= GIVEN INSTRUCTION =
Without the pictures, can you quote each line below exactly?
** start **
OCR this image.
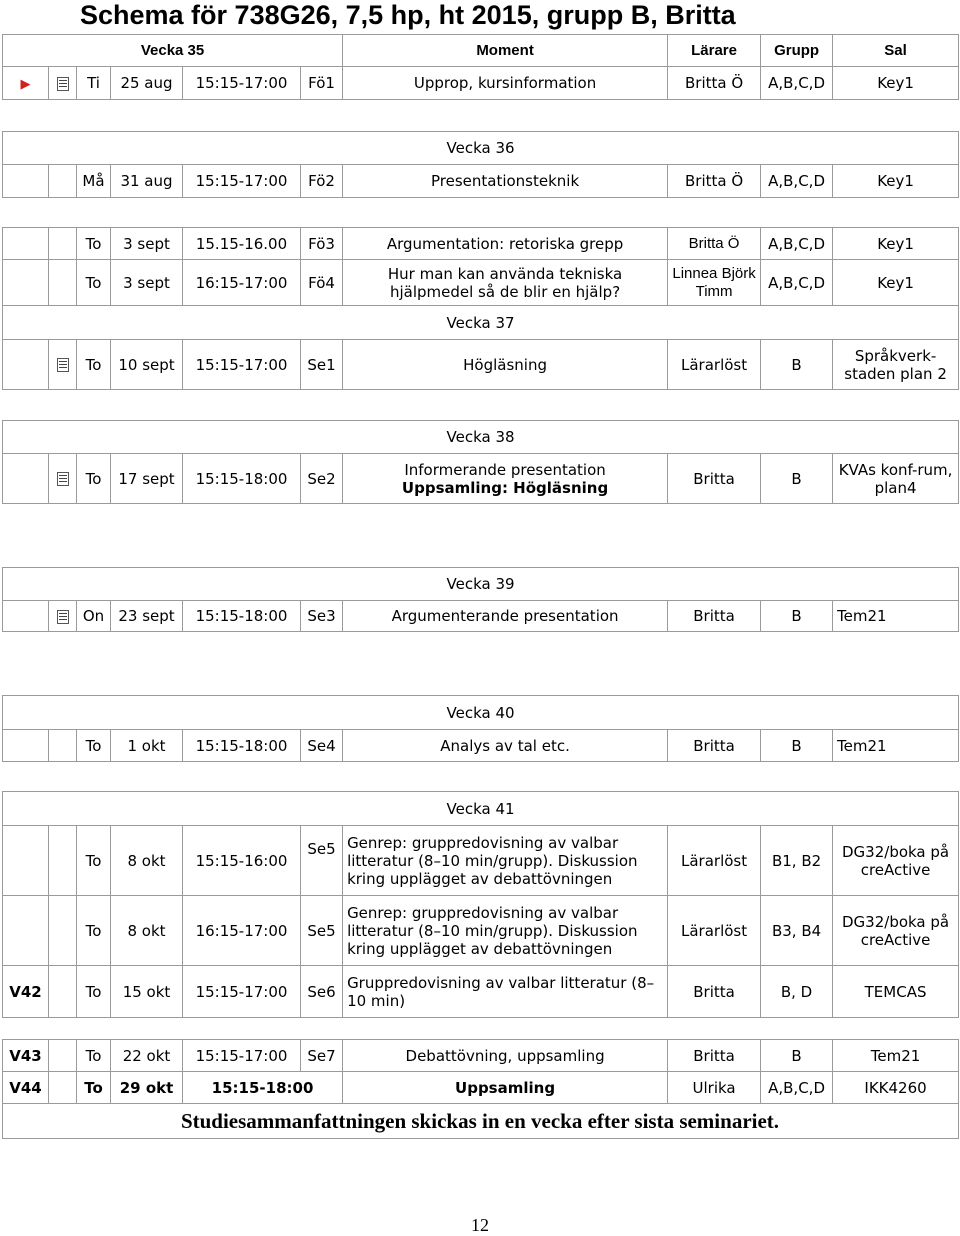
Schema för 738G26, 7,5 hp, ht 2015, grupp B, Britta
Vecka 35						Moment	Lärare	Grupp	Sal
▶		Ti	25 aug	15:15-17:00	Fö1	Upprop, kursinformation	Britta Ö	A,B,C,D	Key1

Vecka 36									
		Må	31 aug	15:15-17:00	Fö2	Presentationsteknik	Britta Ö	A,B,C,D	Key1

		To	3 sept	15.15-16.00	Fö3	Argumentation: retoriska grepp	Britta Ö	A,B,C,D	Key1
		To	3 sept	16:15-17:00	Fö4	Hur man kan använda tekniska hjälpmedel så de blir en hjälp?	Linnea Björk Timm	A,B,C,D	Key1
Vecka 37									
		To	10 sept	15:15-17:00	Se1	Högläsning	Lärarlöst	B	Språkverk-staden plan 2

Vecka 38									
		To	17 sept	15:15-18:00	Se2	Informerande presentation
Uppsamling: Högläsning	Britta	B	KVAs konf-rum, plan4

Vecka 39									
		On	23 sept	15:15-18:00	Se3	Argumenterande presentation	Britta	B	Tem21

Vecka 40									
		To	1 okt	15:15-18:00	Se4	Analys av tal etc.	Britta	B	Tem21

Vecka 41									
		To	8 okt	15:15-16:00	Se5	Genrep: gruppredovisning av valbar litteratur (8–10 min/grupp). Diskussion kring upplägget av debattövningen	Lärarlöst	B1, B2	DG32/boka på creActive
		To	8 okt	16:15-17:00	Se5	Genrep: gruppredovisning av valbar litteratur (8–10 min/grupp). Diskussion kring upplägget av debattövningen	Lärarlöst	B3, B4	DG32/boka på creActive
V42		To	15 okt	15:15-17:00	Se6	Gruppredovisning av valbar litteratur (8–10 min)	Britta	B, D	TEMCAS

V43		To	22 okt	15:15-17:00	Se7	Debattövning, uppsamling	Britta	B	Tem21
V44		To	29 okt	15:15-18:00		Uppsamling	Ulrika	A,B,C,D	IKK4260

Studiesammanfattningen skickas in en vecka efter sista seminariet.
12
** end **
= RESULT OF THE TASK =
OCR this image.
Schema för 738G26, 7,5 hp, ht 2015, grupp B, Britta
Vecka 35						Moment	Lärare	Grupp	Sal
▶		Ti	25 aug	15:15-17:00	Fö1	Upprop, kursinformation	Britta Ö	A,B,C,D	Key1

Vecka 36									
		Må	31 aug	15:15-17:00	Fö2	Presentationsteknik	Britta Ö	A,B,C,D	Key1

		To	3 sept	15.15-16.00	Fö3	Argumentation: retoriska grepp	Britta Ö	A,B,C,D	Key1
		To	3 sept	16:15-17:00	Fö4	Hur man kan använda tekniska hjälpmedel så de blir en hjälp?	Linnea Björk Timm	A,B,C,D	Key1
Vecka 37									
		To	10 sept	15:15-17:00	Se1	Högläsning	Lärarlöst	B	Språkverk-staden plan 2

Vecka 38									
		To	17 sept	15:15-18:00	Se2	Informerande presentation
Uppsamling: Högläsning	Britta	B	KVAs konf-rum, plan4

Vecka 39									
		On	23 sept	15:15-18:00	Se3	Argumenterande presentation	Britta	B	Tem21

Vecka 40									
		To	1 okt	15:15-18:00	Se4	Analys av tal etc.	Britta	B	Tem21

Vecka 41									
		To	8 okt	15:15-16:00	Se5	Genrep: gruppredovisning av valbar litteratur (8–10 min/grupp). Diskussion kring upplägget av debattövningen	Lärarlöst	B1, B2	DG32/boka på creActive
		To	8 okt	16:15-17:00	Se5	Genrep: gruppredovisning av valbar litteratur (8–10 min/grupp). Diskussion kring upplägget av debattövningen	Lärarlöst	B3, B4	DG32/boka på creActive
V42		To	15 okt	15:15-17:00	Se6	Gruppredovisning av valbar litteratur (8–10 min)	Britta	B, D	TEMCAS

V43		To	22 okt	15:15-17:00	Se7	Debattövning, uppsamling	Britta	B	Tem21
V44		To	29 okt	15:15-18:00		Uppsamling	Ulrika	A,B,C,D	IKK4260

Studiesammanfattningen skickas in en vecka efter sista seminariet.
12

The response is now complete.